■ DO THIS ■
Print the data word for word, starting at its first line and ending at the line that contains "data-label: 289264 [409,255,455,269]", with both of those lines included.

■ RECORD SET ■
## begin
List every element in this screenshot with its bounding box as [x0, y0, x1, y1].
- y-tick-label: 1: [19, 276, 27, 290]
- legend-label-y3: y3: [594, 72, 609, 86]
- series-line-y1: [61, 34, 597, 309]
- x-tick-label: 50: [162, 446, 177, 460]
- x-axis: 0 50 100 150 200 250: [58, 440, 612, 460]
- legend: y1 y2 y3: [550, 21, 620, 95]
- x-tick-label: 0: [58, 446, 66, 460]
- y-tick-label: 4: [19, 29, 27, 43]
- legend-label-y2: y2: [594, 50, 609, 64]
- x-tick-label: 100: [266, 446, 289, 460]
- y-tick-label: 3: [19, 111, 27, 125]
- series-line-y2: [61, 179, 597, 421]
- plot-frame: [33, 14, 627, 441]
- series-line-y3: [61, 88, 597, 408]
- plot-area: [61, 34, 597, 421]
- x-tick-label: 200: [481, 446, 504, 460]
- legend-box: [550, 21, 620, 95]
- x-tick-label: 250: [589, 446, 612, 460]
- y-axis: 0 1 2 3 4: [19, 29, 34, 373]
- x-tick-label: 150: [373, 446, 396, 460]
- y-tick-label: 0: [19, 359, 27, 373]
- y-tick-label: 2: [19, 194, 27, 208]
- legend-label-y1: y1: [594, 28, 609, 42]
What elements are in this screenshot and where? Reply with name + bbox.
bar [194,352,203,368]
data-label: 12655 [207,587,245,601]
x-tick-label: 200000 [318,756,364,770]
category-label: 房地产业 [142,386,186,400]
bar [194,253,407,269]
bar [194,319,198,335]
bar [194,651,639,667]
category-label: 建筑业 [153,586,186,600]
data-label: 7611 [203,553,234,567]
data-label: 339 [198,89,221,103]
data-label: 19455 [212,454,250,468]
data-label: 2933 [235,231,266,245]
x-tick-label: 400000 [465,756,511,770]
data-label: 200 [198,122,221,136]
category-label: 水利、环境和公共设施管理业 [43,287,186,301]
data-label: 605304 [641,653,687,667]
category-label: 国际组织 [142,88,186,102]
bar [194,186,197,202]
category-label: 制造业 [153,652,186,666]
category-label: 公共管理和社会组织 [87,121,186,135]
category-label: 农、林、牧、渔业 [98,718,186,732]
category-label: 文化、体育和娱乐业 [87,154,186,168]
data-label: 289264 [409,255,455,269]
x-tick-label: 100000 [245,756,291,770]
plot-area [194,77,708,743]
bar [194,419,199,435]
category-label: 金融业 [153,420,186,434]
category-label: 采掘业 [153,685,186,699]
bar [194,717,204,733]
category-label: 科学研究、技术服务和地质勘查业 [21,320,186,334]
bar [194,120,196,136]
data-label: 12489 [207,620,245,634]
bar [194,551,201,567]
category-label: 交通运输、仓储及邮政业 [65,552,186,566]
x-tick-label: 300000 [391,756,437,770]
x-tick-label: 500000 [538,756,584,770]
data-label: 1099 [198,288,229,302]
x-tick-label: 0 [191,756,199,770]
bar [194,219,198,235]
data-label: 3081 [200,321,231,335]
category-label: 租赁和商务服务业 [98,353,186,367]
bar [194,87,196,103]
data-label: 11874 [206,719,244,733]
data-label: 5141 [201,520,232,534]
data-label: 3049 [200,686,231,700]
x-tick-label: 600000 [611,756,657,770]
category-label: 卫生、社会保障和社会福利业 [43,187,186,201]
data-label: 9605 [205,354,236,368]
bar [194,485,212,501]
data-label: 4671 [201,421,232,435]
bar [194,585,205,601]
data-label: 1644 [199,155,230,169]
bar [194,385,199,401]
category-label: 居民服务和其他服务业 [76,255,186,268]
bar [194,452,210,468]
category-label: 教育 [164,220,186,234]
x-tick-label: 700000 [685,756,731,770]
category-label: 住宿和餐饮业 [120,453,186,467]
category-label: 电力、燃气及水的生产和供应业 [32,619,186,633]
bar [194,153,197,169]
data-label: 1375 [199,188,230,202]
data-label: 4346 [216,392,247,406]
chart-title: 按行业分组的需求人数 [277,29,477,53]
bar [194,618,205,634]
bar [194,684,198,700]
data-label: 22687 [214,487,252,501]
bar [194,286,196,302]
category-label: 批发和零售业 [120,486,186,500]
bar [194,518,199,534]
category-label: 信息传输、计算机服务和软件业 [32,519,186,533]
## end
■ EXERCISE OUTPUT ■
List every element in this screenshot with its bounding box as [x0, y0, x1, y1].
- y-tick-label: 1: [19, 276, 27, 290]
- legend-label-y3: y3: [594, 72, 609, 86]
- series-line-y1: [61, 34, 597, 309]
- x-tick-label: 50: [162, 446, 177, 460]
- x-axis: 0 50 100 150 200 250: [58, 440, 612, 460]
- legend: y1 y2 y3: [550, 21, 620, 95]
- x-tick-label: 0: [58, 446, 66, 460]
- y-tick-label: 4: [19, 29, 27, 43]
- legend-label-y2: y2: [594, 50, 609, 64]
- x-tick-label: 100: [266, 446, 289, 460]
- y-tick-label: 3: [19, 111, 27, 125]
- series-line-y2: [61, 179, 597, 421]
- plot-frame: [33, 14, 627, 441]
- series-line-y3: [61, 88, 597, 408]
- plot-area: [61, 34, 597, 421]
- x-tick-label: 200: [481, 446, 504, 460]
- legend-box: [550, 21, 620, 95]
- x-tick-label: 250: [589, 446, 612, 460]
- y-axis: 0 1 2 3 4: [19, 29, 34, 373]
- x-tick-label: 150: [373, 446, 396, 460]
- y-tick-label: 0: [19, 359, 27, 373]
- y-tick-label: 2: [19, 194, 27, 208]
- legend-label-y1: y1: [594, 28, 609, 42]
What elements are in this screenshot and where? Reply with name + bbox.
bar [194,352,203,368]
data-label: 12655 [207,587,245,601]
x-tick-label: 200000 [318,756,364,770]
category-label: 房地产业 [142,386,186,400]
bar [194,253,407,269]
bar [194,319,198,335]
bar [194,651,639,667]
category-label: 建筑业 [153,586,186,600]
data-label: 7611 [203,553,234,567]
data-label: 339 [198,89,221,103]
data-label: 19455 [212,454,250,468]
data-label: 2933 [235,231,266,245]
x-tick-label: 400000 [465,756,511,770]
data-label: 200 [198,122,221,136]
category-label: 水利、环境和公共设施管理业 [43,287,186,301]
data-label: 605304 [641,653,687,667]
category-label: 国际组织 [142,88,186,102]
bar [194,186,197,202]
category-label: 制造业 [153,652,186,666]
category-label: 公共管理和社会组织 [87,121,186,135]
category-label: 农、林、牧、渔业 [98,718,186,732]
category-label: 文化、体育和娱乐业 [87,154,186,168]
data-label: 289264 [409,255,455,269]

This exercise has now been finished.